Problem: Pick out each line with the word "ECMWF" from the material that follows.

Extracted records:

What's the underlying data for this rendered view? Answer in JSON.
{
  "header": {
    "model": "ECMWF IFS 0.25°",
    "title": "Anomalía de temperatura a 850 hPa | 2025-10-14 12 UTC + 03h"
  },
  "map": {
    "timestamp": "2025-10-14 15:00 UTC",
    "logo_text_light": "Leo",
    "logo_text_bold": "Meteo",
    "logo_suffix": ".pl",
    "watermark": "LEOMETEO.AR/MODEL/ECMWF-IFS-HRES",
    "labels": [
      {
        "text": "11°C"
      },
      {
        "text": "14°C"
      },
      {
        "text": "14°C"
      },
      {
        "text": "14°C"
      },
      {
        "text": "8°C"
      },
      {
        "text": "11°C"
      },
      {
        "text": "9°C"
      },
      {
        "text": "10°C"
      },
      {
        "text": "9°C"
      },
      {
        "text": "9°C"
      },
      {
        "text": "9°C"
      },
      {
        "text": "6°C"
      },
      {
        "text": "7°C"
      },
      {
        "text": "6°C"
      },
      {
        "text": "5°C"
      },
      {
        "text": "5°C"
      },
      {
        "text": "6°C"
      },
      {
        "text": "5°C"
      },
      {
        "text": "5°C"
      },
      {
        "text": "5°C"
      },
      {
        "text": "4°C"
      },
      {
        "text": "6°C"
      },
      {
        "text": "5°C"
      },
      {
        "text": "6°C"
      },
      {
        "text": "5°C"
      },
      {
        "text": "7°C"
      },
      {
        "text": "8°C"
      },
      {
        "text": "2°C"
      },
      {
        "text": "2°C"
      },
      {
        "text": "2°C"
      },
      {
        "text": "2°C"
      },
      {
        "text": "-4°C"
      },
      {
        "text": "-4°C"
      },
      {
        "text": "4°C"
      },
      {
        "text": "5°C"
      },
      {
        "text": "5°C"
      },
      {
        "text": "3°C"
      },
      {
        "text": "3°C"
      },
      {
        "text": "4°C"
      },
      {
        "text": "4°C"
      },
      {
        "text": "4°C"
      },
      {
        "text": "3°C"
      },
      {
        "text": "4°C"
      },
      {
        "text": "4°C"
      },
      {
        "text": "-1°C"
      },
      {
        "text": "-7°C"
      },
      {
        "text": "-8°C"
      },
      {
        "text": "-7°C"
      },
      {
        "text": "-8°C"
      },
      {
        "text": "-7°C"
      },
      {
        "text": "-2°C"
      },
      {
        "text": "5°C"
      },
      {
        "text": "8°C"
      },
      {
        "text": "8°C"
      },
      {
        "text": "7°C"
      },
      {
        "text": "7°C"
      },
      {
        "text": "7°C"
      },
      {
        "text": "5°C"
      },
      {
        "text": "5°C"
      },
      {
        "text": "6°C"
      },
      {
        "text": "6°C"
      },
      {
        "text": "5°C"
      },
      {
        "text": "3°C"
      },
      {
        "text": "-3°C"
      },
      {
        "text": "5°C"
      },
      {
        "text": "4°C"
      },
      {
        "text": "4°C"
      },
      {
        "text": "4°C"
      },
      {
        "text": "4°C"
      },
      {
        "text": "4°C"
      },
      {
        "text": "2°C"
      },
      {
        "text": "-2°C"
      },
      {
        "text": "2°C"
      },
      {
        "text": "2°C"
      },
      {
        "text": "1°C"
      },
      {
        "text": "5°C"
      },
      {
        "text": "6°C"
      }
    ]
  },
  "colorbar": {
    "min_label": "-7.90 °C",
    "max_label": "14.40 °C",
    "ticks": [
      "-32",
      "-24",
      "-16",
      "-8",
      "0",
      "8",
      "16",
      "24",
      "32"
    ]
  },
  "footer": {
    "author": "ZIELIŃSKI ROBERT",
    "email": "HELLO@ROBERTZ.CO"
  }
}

Answer:
    "model": "ECMWF IFS 0.25°",
    "watermark": "LEOMETEO.AR/MODEL/ECMWF-IFS-HRES",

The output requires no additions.